Work to be completed - All of the material below is to be retyped exactly.

Saved data entries:
▼
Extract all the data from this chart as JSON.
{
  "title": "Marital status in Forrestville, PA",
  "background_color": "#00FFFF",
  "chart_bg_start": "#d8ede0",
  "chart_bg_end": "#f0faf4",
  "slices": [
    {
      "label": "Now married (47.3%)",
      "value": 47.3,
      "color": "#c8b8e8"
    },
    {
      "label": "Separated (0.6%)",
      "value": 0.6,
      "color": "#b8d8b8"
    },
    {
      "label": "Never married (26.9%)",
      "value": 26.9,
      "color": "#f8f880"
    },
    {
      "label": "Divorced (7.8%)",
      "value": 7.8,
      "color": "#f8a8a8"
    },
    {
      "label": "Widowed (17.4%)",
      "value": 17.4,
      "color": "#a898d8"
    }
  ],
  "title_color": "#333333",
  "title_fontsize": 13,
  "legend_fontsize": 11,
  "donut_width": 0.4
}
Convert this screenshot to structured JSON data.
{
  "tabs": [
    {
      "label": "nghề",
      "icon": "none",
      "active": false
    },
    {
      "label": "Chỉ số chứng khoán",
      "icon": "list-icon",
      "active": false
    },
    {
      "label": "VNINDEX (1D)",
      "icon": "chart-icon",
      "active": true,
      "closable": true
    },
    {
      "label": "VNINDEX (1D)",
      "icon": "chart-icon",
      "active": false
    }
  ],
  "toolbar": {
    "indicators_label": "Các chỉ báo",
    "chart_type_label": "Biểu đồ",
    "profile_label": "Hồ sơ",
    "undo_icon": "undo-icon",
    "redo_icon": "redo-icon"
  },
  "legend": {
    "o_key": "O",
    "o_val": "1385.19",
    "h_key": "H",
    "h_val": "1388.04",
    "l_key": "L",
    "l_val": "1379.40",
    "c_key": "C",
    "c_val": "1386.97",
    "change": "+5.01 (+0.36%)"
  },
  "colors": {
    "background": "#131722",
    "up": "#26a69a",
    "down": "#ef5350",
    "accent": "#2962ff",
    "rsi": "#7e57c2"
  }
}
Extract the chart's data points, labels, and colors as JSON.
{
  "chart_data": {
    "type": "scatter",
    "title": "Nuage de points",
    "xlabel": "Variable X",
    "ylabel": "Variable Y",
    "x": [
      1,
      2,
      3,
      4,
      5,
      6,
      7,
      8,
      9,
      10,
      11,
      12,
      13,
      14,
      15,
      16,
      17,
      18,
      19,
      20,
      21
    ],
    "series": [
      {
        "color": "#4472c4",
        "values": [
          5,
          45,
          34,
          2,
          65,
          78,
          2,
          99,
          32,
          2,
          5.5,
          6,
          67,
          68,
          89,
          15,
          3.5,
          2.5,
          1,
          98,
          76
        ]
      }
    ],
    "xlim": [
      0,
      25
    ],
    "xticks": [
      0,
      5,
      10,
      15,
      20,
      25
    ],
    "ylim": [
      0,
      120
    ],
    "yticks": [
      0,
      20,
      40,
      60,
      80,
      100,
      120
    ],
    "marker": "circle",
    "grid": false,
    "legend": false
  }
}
▲
Correct response -
Extract all the data from this chart as JSON.
{
  "title": "Marital status in Forrestville, PA",
  "background_color": "#00FFFF",
  "chart_bg_start": "#d8ede0",
  "chart_bg_end": "#f0faf4",
  "slices": [
    {
      "label": "Now married (47.3%)",
      "value": 47.3,
      "color": "#c8b8e8"
    },
    {
      "label": "Separated (0.6%)",
      "value": 0.6,
      "color": "#b8d8b8"
    },
    {
      "label": "Never married (26.9%)",
      "value": 26.9,
      "color": "#f8f880"
    },
    {
      "label": "Divorced (7.8%)",
      "value": 7.8,
      "color": "#f8a8a8"
    },
    {
      "label": "Widowed (17.4%)",
      "value": 17.4,
      "color": "#a898d8"
    }
  ],
  "title_color": "#333333",
  "title_fontsize": 13,
  "legend_fontsize": 11,
  "donut_width": 0.4
}
Convert this screenshot to structured JSON data.
{
  "tabs": [
    {
      "label": "nghề",
      "icon": "none",
      "active": false
    },
    {
      "label": "Chỉ số chứng khoán",
      "icon": "list-icon",
      "active": false
    },
    {
      "label": "VNINDEX (1D)",
      "icon": "chart-icon",
      "active": true,
      "closable": true
    },
    {
      "label": "VNINDEX (1D)",
      "icon": "chart-icon",
      "active": false
    }
  ],
  "toolbar": {
    "indicators_label": "Các chỉ báo",
    "chart_type_label": "Biểu đồ",
    "profile_label": "Hồ sơ",
    "undo_icon": "undo-icon",
    "redo_icon": "redo-icon"
  },
  "legend": {
    "o_key": "O",
    "o_val": "1385.19",
    "h_key": "H",
    "h_val": "1388.04",
    "l_key": "L",
    "l_val": "1379.40",
    "c_key": "C",
    "c_val": "1386.97",
    "change": "+5.01 (+0.36%)"
  },
  "colors": {
    "background": "#131722",
    "up": "#26a69a",
    "down": "#ef5350",
    "accent": "#2962ff",
    "rsi": "#7e57c2"
  }
}
Extract the chart's data points, labels, and colors as JSON.
{
  "chart_data": {
    "type": "scatter",
    "title": "Nuage de points",
    "xlabel": "Variable X",
    "ylabel": "Variable Y",
    "x": [
      1,
      2,
      3,
      4,
      5,
      6,
      7,
      8,
      9,
      10,
      11,
      12,
      13,
      14,
      15,
      16,
      17,
      18,
      19,
      20,
      21
    ],
    "series": [
      {
        "color": "#4472c4",
        "values": [
          5,
          45,
          34,
          2,
          65,
          78,
          2,
          99,
          32,
          2,
          5.5,
          6,
          67,
          68,
          89,
          15,
          3.5,
          2.5,
          1,
          98,
          76
        ]
      }
    ],
    "xlim": [
      0,
      25
    ],
    "xticks": [
      0,
      5,
      10,
      15,
      20,
      25
    ],
    "ylim": [
      0,
      120
    ],
    "yticks": [
      0,
      20,
      40,
      60,
      80,
      100,
      120
    ],
    "marker": "circle",
    "grid": false,
    "legend": false
  }
}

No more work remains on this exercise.